→ Exercise goal
Search the listing below for the string "căminului" and show each line that contains it.

→ Dataset records
---------------

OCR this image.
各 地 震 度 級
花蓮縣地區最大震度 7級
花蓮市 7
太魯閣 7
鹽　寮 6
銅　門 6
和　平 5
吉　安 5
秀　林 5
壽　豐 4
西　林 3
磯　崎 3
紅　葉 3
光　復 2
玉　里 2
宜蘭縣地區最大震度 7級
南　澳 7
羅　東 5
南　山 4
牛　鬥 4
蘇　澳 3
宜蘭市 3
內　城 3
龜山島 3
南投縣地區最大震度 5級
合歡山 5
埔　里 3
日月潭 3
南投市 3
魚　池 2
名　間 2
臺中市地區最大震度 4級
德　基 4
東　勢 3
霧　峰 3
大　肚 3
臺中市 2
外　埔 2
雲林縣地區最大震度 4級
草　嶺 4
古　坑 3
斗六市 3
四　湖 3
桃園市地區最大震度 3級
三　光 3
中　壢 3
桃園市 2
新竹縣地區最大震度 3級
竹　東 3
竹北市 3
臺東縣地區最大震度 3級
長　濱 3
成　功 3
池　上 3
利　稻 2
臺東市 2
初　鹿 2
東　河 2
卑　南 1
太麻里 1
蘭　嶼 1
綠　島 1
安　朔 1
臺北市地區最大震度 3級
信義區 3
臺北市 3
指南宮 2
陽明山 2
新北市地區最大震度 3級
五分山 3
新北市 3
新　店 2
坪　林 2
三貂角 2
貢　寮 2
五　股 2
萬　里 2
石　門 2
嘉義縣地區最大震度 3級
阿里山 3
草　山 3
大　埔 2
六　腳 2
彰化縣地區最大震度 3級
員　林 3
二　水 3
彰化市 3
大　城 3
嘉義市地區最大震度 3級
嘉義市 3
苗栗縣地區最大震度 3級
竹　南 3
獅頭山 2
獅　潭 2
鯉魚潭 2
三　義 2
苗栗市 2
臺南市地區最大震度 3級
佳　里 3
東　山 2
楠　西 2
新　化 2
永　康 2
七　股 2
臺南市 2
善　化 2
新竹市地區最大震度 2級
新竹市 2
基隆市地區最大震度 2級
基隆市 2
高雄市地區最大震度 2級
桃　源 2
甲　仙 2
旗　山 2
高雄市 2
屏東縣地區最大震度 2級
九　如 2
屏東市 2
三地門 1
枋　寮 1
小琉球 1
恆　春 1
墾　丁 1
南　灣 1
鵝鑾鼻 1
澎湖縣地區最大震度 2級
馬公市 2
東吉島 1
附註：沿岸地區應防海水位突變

---------------

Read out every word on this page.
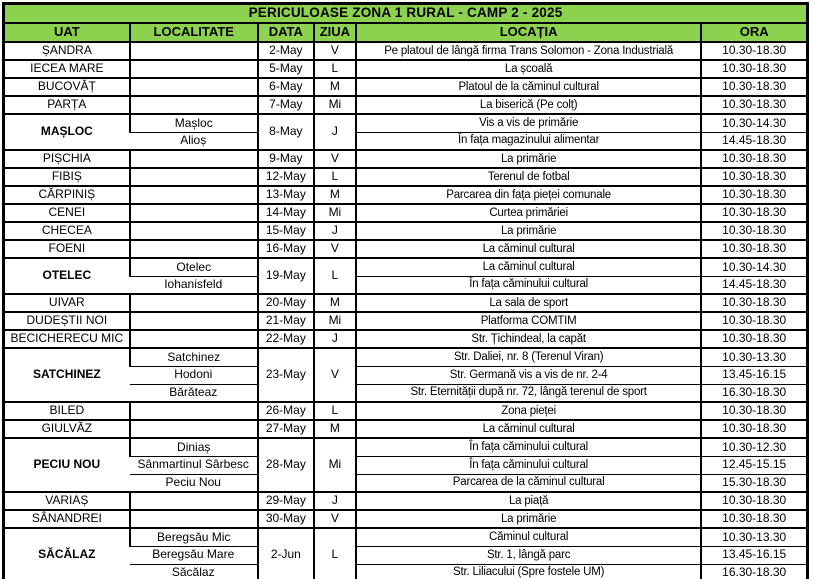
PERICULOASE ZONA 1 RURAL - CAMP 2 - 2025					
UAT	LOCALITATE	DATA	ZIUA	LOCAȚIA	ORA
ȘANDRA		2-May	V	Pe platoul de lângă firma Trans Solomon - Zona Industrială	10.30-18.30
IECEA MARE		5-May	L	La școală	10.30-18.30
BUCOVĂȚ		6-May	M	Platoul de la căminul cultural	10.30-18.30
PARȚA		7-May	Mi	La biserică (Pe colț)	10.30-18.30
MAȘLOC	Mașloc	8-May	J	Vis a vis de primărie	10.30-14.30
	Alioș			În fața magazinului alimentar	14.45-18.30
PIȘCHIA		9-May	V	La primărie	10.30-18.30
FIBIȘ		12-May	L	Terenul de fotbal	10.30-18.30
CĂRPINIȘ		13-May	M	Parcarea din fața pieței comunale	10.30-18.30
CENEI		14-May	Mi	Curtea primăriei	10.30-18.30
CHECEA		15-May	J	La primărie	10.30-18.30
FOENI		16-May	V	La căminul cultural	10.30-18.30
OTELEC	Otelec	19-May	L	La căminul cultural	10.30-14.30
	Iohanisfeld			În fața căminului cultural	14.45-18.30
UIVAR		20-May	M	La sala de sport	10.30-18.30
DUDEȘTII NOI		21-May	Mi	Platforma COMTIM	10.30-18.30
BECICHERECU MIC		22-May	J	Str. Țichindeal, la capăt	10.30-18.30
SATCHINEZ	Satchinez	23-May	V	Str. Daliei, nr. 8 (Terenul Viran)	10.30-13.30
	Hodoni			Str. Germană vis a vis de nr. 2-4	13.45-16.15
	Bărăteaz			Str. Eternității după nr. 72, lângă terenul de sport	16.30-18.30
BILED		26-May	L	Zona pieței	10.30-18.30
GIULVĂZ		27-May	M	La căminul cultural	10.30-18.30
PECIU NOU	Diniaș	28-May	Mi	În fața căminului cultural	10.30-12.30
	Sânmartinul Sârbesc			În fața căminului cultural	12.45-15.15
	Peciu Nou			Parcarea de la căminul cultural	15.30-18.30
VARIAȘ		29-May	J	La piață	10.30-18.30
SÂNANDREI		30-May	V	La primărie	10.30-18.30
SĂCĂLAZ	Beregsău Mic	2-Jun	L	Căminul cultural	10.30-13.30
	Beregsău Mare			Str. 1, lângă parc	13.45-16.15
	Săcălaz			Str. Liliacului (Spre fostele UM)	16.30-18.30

---------------

→ Task output
	Iohanisfeld			În fața căminului cultural	14.45-18.30
PECIU NOU	Diniaș	28-May	Mi	În fața căminului cultural	10.30-12.30
	Sânmartinul Sârbesc			În fața căminului cultural	12.45-15.15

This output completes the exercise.